──────── Information supplied ────────

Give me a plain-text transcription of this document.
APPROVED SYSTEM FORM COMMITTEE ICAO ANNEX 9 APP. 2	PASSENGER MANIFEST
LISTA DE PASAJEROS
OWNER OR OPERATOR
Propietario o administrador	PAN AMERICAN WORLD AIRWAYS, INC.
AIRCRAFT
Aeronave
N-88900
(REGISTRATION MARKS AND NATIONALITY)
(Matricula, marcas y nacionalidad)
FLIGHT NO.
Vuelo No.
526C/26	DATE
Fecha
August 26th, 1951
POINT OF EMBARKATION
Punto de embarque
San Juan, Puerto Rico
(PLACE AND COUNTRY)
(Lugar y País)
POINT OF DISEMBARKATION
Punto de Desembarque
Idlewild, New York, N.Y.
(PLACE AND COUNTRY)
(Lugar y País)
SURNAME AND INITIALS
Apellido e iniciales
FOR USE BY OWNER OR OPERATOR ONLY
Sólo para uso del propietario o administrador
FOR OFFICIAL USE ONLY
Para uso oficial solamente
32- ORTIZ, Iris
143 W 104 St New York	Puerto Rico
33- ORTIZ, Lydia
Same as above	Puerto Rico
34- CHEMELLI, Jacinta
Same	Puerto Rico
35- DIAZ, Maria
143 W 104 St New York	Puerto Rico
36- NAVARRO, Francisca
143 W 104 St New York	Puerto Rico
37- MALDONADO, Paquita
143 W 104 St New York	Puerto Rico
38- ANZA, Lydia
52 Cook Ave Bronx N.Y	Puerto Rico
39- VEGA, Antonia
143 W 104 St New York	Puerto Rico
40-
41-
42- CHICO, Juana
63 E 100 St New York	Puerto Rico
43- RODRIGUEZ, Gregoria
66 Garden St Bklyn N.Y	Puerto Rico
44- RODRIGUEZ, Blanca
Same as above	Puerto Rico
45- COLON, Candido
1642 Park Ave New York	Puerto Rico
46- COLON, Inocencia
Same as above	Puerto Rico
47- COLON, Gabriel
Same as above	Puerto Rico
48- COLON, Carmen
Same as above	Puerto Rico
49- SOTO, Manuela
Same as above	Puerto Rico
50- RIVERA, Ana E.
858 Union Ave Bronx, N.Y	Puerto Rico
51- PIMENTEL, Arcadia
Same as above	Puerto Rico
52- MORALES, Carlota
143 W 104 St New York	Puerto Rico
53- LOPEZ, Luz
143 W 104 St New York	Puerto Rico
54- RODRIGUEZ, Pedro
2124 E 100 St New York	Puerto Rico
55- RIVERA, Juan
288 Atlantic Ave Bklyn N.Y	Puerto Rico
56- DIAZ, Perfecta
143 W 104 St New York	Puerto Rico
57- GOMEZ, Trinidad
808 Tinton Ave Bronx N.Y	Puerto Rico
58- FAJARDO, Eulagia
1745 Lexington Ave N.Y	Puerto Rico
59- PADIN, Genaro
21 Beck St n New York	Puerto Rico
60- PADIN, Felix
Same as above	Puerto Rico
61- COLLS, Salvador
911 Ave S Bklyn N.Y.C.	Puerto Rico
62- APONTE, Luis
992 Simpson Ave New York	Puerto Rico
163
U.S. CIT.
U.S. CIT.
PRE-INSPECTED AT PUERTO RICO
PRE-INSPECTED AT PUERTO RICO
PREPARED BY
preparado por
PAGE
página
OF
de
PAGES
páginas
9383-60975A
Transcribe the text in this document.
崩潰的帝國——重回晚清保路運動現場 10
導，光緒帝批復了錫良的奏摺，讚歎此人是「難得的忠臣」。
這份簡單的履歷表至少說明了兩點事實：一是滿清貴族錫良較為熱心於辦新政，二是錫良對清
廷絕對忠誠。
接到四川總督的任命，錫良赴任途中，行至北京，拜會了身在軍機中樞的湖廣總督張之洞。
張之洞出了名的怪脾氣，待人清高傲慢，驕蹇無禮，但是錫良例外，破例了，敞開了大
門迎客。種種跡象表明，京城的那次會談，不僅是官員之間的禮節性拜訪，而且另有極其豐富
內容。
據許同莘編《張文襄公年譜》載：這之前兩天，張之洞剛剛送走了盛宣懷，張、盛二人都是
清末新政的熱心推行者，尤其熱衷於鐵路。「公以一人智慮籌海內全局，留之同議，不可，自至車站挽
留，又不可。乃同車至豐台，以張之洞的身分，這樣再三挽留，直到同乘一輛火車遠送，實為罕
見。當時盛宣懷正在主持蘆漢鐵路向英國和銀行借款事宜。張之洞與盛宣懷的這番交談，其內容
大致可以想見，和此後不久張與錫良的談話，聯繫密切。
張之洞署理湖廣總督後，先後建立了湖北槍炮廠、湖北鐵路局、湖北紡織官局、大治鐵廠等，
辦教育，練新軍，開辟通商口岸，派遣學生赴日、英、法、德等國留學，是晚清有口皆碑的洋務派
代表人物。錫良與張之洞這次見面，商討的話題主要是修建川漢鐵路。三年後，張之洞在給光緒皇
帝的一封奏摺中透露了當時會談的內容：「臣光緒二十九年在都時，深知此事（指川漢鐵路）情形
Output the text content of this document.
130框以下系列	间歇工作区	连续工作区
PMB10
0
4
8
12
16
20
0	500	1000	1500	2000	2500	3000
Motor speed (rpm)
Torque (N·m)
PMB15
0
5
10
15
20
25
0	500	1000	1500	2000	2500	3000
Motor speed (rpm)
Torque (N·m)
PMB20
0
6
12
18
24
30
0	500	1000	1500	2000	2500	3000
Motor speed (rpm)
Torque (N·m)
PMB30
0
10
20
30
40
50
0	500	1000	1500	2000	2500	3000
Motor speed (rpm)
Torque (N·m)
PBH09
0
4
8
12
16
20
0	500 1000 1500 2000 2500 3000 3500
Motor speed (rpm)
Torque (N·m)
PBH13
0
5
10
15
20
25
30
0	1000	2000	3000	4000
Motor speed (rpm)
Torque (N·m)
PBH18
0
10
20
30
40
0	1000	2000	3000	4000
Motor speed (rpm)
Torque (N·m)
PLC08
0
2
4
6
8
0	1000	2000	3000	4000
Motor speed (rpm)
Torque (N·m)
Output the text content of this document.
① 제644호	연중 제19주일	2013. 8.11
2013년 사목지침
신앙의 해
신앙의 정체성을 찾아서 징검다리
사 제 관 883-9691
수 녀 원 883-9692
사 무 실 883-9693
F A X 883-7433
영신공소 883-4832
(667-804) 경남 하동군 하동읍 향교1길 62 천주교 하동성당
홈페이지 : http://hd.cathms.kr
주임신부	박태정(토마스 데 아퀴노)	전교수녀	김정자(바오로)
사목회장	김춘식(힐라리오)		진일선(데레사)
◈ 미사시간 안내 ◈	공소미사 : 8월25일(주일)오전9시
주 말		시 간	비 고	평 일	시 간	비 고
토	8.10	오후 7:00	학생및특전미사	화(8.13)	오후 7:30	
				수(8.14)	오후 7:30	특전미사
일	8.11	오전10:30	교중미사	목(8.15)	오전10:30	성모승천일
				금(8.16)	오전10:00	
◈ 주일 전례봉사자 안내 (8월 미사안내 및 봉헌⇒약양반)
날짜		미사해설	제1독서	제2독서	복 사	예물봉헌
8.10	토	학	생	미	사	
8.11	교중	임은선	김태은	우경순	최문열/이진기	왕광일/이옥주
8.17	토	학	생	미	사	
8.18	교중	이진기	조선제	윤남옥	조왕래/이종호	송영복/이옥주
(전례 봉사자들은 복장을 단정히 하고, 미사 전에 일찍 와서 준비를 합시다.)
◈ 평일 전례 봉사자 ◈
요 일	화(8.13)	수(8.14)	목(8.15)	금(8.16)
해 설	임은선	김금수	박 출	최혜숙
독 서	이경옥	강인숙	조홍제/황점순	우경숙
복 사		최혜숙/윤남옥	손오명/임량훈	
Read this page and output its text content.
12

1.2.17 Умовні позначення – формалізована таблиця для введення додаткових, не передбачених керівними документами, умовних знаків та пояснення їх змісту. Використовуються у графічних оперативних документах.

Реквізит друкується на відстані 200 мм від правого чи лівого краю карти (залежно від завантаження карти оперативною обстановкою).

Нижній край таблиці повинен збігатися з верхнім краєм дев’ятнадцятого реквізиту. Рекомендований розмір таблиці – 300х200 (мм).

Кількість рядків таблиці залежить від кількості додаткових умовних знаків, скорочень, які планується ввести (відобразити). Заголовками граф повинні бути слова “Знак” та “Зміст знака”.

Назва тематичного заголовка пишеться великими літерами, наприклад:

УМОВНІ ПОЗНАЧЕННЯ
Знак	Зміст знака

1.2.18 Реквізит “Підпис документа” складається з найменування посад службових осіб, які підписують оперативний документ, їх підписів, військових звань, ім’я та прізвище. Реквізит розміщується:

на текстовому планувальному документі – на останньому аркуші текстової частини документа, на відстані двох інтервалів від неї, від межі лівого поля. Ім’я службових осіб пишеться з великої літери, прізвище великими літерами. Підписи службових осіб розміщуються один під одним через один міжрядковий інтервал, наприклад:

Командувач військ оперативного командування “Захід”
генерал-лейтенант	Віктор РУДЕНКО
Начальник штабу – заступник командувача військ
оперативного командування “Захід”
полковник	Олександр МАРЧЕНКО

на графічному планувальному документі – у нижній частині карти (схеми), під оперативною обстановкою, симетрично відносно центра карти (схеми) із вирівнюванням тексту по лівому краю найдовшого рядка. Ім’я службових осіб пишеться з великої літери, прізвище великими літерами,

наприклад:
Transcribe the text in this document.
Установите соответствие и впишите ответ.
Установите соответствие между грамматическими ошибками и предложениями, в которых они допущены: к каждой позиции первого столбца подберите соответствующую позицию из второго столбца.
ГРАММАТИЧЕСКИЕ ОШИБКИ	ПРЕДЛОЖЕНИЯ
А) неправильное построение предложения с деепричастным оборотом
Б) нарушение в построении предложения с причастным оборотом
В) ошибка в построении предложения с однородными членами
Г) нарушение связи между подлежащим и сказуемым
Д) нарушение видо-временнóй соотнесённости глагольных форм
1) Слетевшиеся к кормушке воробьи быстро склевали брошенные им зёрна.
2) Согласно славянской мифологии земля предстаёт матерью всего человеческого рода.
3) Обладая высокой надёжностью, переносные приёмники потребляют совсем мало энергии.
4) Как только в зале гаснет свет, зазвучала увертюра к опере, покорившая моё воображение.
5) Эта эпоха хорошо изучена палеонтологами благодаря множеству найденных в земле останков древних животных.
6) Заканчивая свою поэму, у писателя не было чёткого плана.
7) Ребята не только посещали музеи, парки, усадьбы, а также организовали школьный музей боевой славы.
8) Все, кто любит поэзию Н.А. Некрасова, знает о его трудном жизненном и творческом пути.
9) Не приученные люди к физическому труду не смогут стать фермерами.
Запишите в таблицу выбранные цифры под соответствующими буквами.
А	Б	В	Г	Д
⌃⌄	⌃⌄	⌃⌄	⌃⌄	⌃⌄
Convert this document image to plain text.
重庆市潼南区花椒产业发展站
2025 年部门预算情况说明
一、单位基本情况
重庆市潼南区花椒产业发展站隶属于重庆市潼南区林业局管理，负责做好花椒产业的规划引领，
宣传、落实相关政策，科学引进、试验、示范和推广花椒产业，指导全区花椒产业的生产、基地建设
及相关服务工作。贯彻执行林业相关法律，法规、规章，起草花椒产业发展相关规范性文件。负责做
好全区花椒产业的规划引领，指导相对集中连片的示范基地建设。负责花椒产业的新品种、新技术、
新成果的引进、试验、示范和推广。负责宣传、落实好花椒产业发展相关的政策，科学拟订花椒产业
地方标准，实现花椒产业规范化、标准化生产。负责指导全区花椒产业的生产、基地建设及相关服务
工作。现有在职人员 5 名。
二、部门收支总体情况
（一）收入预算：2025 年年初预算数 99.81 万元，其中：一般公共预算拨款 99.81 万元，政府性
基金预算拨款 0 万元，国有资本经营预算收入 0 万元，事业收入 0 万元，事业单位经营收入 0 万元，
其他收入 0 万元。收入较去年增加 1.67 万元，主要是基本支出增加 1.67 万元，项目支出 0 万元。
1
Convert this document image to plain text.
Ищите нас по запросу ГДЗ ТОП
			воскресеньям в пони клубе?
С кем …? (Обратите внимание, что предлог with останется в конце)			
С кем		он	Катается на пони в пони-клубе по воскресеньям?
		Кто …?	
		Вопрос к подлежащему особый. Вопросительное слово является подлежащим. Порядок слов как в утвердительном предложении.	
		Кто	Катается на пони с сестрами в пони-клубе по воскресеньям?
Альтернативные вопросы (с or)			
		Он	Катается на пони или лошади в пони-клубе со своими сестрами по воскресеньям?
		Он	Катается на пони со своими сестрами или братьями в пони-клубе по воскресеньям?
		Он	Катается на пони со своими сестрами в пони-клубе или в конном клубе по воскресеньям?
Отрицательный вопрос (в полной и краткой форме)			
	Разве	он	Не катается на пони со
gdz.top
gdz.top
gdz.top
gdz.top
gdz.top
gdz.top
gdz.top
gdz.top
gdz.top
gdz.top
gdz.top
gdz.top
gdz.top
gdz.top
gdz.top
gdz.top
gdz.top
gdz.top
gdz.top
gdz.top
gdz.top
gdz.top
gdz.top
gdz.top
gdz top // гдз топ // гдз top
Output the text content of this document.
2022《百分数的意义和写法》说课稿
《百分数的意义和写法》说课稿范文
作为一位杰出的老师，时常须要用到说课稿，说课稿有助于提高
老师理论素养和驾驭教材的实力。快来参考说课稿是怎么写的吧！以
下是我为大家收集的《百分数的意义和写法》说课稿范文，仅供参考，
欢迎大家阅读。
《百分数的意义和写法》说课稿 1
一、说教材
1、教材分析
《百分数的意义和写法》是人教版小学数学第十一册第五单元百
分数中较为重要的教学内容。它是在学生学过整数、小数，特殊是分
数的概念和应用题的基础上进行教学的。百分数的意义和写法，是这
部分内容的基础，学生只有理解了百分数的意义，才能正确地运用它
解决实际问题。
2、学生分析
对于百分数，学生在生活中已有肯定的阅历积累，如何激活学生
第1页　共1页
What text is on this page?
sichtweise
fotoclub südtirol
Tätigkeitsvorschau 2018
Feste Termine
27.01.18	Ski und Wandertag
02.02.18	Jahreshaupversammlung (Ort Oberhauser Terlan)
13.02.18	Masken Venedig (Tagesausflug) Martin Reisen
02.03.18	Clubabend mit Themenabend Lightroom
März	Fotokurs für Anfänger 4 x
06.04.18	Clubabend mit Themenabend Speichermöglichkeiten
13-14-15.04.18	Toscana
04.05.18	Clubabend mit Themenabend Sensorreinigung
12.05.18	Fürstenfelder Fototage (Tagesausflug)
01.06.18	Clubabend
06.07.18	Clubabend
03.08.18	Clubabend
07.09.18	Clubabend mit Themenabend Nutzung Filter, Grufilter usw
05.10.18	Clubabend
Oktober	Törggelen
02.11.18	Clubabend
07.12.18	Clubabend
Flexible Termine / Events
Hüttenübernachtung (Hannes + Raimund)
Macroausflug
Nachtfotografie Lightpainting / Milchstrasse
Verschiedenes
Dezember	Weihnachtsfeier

────────

» **Stated goal**
Return each line among the entries that holds the word "нарушение".

» **Full output**
Б) нарушение в построении предложения с причастным оборотом
Г) нарушение связи между подлежащим и сказуемым
Д) нарушение видо-временнóй соотнесённости глагольных форм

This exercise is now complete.